**Exercise brief**
Collect each line of the records containing the string "same".

Dataset items:
..........
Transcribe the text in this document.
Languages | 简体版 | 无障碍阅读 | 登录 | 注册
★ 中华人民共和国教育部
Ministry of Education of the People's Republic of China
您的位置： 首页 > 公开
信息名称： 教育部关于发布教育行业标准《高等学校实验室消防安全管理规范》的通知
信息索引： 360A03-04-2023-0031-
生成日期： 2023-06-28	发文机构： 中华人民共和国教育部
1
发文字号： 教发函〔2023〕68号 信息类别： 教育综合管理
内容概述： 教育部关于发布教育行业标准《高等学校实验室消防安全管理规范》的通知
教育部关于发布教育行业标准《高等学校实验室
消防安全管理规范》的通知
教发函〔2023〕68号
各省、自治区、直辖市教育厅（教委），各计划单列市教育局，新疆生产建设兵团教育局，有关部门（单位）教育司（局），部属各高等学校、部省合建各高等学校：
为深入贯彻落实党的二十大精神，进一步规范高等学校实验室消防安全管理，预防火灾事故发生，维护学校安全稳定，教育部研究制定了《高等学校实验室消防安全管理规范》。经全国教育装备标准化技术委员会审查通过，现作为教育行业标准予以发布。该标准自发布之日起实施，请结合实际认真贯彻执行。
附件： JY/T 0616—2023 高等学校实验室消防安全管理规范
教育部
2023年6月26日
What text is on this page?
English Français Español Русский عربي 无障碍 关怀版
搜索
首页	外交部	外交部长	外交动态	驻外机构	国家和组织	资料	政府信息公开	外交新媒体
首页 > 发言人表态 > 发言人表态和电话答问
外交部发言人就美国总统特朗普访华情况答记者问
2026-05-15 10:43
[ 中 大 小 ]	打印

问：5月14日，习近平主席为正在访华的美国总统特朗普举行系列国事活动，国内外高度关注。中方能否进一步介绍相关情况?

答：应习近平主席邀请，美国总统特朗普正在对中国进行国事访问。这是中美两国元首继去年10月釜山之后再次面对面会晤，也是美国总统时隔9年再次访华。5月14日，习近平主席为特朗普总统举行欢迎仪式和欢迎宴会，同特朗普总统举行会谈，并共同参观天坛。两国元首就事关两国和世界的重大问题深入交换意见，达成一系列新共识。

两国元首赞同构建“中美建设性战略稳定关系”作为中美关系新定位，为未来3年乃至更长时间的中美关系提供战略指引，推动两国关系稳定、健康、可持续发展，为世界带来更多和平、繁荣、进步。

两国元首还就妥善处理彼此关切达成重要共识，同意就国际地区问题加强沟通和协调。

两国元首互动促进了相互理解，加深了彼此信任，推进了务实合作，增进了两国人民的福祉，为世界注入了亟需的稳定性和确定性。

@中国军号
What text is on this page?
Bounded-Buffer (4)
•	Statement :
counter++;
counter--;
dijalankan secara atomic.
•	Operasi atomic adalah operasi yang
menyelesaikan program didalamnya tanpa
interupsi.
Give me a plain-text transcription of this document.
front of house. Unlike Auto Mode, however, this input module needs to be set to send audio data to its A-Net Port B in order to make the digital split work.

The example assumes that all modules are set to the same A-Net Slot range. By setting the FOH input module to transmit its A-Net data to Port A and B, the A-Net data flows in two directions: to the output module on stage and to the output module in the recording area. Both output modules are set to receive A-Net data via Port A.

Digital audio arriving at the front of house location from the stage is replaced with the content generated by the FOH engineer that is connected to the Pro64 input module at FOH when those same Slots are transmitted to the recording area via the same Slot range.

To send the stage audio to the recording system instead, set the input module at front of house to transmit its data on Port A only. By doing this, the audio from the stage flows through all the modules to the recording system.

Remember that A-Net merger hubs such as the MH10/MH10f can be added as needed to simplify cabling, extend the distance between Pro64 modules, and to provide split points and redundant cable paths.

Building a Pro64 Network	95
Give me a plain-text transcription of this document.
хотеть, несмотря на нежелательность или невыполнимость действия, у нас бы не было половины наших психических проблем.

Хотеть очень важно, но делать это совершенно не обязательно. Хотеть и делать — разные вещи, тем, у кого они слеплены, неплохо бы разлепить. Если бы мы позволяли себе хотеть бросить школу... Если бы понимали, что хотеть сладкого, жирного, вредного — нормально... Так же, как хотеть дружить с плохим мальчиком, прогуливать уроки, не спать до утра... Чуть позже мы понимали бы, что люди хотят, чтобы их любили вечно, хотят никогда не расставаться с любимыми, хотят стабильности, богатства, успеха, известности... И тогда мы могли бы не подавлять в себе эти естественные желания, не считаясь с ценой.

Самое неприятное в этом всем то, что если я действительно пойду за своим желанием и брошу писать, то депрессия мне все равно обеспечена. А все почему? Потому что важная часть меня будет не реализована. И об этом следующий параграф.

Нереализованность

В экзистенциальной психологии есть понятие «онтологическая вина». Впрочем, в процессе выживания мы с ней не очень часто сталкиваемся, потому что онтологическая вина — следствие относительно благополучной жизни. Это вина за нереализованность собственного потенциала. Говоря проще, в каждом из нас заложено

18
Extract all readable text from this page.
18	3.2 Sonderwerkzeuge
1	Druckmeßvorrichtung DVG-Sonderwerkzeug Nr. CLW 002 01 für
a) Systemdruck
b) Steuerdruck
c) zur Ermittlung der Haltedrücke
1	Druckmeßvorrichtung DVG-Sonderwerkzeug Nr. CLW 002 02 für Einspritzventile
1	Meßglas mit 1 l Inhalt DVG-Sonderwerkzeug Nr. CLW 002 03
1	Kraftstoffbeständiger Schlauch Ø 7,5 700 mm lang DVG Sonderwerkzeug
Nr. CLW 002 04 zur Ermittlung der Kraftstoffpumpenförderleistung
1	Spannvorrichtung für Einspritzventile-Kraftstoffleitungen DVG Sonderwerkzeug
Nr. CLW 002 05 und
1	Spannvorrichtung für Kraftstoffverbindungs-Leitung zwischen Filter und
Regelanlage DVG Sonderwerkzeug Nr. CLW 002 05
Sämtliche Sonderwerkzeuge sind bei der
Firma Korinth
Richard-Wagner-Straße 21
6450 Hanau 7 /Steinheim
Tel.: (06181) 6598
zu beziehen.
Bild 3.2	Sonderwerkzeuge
..........
**The output**
The example assumes that all modules are set to the same A-Net Slot range. By setting the FOH input module to transmit its A-Net data to Port A and B, the A-Net data flows in two directions: to the output module on stage and to the output module in the recording area. Both output modules are set to receive A-Net data via Port A.
Digital audio arriving at the front of house location from the stage is replaced with the content generated by the FOH engineer that is connected to the Pro64 input module at FOH when those same Slots are transmitted to the recording area via the same Slot range.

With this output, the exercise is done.